TASK DESCRIPTION
Gather all lines with the word "para" in them.
____ DATA SUPPLIED
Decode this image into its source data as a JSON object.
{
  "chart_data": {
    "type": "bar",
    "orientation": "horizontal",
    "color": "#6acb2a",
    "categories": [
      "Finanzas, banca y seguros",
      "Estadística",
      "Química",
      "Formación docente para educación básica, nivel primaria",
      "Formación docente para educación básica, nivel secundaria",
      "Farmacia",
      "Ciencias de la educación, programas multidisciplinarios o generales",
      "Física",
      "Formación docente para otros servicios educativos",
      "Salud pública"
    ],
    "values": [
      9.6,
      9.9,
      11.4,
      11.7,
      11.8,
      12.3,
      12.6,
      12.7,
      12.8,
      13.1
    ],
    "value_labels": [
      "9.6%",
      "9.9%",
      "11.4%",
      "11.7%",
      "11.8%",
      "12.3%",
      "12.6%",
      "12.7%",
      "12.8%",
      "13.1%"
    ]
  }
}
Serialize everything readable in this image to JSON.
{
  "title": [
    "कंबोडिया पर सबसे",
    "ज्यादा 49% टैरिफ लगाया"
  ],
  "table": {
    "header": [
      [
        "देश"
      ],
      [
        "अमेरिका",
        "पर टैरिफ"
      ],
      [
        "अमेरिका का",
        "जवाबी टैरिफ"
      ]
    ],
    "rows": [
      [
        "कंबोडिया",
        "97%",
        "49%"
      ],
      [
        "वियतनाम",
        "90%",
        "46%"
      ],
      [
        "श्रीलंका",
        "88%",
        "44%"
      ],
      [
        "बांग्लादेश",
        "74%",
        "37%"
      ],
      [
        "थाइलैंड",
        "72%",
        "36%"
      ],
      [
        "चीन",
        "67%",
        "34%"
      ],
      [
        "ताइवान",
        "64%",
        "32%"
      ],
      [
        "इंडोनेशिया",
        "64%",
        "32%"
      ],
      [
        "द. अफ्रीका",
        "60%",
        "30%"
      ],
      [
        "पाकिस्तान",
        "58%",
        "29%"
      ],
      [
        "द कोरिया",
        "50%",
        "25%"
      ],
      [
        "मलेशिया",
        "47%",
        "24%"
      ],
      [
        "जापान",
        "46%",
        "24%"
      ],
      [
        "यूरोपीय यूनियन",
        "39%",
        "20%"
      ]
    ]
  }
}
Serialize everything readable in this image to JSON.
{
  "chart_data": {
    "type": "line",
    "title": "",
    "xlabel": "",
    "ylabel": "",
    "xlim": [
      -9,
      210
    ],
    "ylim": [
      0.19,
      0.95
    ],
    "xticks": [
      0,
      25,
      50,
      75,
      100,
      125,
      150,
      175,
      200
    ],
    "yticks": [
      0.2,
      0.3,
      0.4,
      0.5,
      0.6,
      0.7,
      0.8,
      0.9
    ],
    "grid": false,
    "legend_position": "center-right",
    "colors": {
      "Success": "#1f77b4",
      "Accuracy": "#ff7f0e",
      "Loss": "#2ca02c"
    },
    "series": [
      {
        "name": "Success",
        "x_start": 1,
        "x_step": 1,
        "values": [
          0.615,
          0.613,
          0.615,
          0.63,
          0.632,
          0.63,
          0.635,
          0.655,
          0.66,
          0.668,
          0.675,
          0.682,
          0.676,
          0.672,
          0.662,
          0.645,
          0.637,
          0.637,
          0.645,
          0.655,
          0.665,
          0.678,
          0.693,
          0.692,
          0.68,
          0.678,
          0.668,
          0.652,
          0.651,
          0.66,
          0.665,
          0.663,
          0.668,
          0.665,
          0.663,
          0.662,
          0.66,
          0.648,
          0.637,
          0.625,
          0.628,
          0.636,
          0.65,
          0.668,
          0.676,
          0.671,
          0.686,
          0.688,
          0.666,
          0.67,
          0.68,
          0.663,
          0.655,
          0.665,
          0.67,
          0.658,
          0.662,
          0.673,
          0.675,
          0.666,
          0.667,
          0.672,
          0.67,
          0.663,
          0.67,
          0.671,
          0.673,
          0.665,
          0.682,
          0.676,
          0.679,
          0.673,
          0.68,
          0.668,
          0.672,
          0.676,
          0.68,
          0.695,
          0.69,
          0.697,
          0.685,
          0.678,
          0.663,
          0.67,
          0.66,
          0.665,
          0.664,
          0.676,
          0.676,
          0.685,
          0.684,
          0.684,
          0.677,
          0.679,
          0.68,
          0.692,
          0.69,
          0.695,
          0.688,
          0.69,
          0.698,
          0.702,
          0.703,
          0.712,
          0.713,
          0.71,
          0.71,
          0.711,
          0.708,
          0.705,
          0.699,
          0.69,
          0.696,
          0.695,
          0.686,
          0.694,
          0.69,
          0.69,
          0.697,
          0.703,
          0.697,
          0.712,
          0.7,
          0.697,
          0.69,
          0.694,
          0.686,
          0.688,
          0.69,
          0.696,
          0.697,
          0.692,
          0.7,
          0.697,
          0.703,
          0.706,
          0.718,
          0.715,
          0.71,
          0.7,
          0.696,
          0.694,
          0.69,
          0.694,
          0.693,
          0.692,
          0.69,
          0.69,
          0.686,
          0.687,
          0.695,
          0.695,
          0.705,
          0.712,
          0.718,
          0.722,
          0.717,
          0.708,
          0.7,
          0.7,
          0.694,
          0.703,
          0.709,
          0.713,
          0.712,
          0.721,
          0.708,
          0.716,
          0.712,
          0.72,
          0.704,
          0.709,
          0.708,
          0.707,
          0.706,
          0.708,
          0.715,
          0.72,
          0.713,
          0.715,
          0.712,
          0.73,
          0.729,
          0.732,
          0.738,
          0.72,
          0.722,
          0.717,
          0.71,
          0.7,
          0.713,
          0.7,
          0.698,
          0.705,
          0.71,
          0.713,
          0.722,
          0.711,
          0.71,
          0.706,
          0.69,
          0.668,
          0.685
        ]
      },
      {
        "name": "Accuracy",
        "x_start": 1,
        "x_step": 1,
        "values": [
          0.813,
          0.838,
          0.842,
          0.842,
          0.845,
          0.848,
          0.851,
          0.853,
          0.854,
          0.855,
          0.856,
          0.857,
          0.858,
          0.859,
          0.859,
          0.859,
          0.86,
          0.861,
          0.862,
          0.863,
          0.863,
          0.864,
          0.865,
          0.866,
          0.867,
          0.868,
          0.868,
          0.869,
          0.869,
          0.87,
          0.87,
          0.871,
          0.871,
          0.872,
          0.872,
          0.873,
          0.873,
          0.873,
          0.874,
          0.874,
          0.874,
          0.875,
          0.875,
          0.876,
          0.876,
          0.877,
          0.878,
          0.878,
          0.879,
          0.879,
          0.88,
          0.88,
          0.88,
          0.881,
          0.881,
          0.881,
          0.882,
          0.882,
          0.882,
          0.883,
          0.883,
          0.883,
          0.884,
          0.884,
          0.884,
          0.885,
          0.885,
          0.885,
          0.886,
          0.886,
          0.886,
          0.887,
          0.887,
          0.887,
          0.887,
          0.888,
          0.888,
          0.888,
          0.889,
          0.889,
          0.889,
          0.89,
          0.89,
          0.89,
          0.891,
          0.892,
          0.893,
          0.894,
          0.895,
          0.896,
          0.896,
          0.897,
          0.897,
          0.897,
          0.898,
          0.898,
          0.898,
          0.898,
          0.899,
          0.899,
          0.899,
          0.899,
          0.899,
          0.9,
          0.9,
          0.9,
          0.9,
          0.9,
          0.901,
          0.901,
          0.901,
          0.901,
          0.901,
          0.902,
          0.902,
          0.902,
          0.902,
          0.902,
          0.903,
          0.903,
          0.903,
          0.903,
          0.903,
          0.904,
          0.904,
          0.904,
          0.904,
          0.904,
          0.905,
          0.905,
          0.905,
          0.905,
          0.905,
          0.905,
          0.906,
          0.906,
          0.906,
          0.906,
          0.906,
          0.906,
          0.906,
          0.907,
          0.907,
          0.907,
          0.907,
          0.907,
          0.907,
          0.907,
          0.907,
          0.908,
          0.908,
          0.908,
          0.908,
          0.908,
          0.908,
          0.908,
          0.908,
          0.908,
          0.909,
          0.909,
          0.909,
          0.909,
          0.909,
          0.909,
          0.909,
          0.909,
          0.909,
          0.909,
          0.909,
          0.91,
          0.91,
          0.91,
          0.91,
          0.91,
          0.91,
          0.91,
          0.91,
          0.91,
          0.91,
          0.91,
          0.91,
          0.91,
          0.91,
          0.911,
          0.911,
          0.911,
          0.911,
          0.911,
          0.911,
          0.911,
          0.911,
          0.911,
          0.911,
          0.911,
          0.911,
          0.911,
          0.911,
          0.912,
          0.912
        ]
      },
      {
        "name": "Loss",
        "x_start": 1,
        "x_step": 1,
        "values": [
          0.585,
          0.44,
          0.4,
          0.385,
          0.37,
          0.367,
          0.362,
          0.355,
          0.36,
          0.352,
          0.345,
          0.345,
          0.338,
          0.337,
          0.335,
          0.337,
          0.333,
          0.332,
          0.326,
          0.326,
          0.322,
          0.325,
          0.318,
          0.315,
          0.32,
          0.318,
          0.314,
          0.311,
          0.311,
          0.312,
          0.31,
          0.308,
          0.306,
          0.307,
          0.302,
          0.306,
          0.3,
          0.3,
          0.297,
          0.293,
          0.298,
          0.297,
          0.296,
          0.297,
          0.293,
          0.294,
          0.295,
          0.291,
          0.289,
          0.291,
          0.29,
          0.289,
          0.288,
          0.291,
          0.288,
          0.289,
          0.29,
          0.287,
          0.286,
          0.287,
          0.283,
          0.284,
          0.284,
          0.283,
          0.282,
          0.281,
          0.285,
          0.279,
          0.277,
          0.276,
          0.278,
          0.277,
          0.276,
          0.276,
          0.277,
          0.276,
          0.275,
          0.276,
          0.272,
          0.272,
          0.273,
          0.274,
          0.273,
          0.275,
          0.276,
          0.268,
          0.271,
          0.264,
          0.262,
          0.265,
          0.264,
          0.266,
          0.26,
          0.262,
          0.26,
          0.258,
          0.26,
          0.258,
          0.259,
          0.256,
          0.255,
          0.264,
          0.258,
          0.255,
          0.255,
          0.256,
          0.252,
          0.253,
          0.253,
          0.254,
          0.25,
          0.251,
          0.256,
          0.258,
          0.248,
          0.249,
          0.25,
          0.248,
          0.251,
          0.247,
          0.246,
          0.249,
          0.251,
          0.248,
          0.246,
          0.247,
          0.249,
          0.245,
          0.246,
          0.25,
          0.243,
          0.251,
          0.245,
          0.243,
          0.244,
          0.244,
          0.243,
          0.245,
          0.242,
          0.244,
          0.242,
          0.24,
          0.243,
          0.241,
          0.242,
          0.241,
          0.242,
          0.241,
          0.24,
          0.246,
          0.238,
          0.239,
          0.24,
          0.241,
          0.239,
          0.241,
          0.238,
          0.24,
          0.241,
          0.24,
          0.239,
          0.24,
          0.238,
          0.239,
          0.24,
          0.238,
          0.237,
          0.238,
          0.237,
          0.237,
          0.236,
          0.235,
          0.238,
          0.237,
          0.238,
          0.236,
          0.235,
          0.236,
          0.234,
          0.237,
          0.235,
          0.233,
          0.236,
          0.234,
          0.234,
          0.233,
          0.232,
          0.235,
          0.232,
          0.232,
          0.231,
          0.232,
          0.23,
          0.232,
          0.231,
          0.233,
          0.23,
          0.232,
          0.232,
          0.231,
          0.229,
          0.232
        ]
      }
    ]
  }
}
________
SOLUTION
      "Formación docente para educación básica, nivel primaria",
      "Formación docente para educación básica, nivel secundaria",
      "Formación docente para otros servicios educativos",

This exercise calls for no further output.